== Exercise material ==

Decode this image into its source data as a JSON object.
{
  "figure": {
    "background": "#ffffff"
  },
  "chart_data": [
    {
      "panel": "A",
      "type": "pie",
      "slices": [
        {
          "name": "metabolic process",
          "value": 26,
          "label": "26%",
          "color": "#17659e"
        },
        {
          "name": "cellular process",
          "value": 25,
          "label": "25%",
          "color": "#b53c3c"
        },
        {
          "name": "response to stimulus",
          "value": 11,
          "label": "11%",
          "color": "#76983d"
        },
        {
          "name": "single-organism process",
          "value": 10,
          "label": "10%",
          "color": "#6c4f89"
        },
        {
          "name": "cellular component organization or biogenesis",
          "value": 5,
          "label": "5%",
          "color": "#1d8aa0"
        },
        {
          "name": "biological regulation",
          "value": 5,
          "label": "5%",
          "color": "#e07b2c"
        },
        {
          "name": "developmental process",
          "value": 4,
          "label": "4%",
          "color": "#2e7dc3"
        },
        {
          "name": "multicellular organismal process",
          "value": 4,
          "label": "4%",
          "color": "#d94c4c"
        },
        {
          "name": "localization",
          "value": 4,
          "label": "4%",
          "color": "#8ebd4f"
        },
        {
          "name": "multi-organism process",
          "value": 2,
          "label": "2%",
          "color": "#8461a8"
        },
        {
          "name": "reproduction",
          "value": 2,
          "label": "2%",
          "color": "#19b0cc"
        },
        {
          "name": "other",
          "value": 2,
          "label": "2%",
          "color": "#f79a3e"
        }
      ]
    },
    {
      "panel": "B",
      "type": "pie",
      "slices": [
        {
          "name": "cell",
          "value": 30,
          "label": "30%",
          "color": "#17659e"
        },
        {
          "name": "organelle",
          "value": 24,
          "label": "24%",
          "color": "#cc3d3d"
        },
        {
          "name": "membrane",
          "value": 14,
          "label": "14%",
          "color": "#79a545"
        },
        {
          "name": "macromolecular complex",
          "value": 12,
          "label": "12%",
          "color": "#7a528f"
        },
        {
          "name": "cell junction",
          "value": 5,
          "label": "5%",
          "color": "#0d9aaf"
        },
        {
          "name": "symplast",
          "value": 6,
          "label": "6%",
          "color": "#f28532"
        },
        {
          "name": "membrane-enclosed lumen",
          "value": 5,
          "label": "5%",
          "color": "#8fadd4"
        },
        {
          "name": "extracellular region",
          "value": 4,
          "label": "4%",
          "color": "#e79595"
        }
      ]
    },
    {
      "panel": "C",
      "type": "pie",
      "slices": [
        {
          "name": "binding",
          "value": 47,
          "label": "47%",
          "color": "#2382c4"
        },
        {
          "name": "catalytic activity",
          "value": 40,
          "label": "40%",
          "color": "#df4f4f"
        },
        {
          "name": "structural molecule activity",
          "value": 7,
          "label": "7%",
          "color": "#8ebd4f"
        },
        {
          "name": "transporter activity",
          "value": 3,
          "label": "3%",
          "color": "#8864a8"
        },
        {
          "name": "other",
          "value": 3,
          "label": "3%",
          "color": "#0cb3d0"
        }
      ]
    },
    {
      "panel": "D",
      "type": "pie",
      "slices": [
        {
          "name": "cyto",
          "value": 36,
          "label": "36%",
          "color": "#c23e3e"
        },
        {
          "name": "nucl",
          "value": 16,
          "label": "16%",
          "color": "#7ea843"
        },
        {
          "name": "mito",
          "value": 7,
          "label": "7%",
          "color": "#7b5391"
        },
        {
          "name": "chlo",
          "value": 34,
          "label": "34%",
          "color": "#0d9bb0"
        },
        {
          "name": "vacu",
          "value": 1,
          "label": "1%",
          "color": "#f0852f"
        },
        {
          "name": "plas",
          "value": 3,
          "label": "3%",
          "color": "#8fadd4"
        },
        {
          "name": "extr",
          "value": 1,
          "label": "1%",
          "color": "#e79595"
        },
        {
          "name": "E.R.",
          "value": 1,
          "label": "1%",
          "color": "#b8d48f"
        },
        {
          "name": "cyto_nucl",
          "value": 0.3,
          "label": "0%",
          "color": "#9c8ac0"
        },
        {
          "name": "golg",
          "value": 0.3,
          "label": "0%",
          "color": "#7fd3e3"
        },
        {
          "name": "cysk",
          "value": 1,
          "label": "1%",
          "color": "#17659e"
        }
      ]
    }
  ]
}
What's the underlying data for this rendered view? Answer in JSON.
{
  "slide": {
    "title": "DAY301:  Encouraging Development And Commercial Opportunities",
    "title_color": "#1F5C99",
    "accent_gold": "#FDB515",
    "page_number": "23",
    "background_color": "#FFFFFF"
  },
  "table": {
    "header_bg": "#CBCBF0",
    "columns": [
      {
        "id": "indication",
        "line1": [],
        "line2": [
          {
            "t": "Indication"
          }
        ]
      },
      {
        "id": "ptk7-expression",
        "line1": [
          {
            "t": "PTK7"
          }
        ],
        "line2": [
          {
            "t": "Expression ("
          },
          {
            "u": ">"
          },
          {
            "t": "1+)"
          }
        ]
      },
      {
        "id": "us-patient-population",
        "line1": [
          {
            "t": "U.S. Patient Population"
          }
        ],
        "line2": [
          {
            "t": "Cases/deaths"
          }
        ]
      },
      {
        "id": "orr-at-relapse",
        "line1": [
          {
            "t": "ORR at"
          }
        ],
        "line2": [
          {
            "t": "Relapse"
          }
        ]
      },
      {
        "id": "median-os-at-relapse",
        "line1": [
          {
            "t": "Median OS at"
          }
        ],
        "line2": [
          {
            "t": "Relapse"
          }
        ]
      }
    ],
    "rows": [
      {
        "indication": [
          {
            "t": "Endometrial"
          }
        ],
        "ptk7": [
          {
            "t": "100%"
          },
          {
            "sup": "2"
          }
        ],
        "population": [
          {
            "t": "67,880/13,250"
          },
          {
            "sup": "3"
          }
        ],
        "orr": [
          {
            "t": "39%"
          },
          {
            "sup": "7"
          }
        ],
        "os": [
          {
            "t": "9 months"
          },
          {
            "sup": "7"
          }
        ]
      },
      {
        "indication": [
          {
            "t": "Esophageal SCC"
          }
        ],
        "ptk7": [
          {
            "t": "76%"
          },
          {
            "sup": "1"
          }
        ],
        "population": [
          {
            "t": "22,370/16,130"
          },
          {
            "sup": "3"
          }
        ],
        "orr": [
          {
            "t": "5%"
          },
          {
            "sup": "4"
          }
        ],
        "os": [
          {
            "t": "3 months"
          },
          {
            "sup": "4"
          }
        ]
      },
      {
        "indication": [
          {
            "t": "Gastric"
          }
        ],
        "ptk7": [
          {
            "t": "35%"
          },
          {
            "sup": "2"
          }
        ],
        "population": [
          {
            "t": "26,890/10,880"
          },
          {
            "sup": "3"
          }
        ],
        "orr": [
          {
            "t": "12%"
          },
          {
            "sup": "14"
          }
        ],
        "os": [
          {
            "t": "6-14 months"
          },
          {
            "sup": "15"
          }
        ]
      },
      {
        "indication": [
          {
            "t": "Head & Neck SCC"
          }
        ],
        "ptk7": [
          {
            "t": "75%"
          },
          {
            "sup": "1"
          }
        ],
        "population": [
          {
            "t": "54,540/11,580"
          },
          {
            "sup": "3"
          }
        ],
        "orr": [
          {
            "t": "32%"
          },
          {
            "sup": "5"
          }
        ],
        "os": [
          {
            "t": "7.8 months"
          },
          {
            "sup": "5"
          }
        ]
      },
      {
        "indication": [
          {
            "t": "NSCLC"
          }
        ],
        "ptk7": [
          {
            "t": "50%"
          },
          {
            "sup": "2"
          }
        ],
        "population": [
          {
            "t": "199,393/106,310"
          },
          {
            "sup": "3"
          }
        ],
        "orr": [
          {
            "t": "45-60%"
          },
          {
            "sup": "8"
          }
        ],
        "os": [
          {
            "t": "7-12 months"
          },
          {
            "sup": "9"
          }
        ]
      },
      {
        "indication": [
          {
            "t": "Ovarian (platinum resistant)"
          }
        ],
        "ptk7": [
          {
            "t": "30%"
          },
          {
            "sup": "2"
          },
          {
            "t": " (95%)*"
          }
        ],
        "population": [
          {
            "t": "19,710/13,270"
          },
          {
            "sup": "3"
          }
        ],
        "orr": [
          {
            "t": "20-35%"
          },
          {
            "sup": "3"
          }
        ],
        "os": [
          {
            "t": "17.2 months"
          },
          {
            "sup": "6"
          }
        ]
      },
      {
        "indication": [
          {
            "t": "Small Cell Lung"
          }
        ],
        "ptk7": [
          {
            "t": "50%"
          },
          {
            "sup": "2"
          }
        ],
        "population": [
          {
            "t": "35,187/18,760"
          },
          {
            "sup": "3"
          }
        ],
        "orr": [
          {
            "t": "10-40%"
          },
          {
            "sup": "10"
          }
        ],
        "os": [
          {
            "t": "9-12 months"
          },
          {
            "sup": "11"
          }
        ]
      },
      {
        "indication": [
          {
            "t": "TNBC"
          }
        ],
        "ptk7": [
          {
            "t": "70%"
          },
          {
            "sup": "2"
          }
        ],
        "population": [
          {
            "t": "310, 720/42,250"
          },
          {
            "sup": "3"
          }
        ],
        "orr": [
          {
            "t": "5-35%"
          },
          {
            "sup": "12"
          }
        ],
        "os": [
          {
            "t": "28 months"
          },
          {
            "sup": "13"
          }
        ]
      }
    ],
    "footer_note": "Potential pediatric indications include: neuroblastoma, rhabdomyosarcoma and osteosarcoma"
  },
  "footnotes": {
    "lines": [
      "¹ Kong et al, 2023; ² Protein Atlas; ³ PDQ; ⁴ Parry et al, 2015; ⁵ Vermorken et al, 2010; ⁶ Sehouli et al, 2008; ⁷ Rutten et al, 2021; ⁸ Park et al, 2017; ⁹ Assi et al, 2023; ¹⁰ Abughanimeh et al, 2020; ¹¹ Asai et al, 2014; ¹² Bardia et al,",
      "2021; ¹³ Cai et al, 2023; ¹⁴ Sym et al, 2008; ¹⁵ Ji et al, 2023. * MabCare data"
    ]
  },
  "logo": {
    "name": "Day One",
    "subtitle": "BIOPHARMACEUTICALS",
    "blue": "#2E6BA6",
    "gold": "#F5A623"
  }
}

===

## What you should do
Scan the entries and show every line in which the word "process" is found.

## Result of this task
          "name": "metabolic process",
          "name": "cellular process",
          "name": "single-organism process",
          "name": "developmental process",
          "name": "multicellular organismal process",
          "name": "multi-organism process",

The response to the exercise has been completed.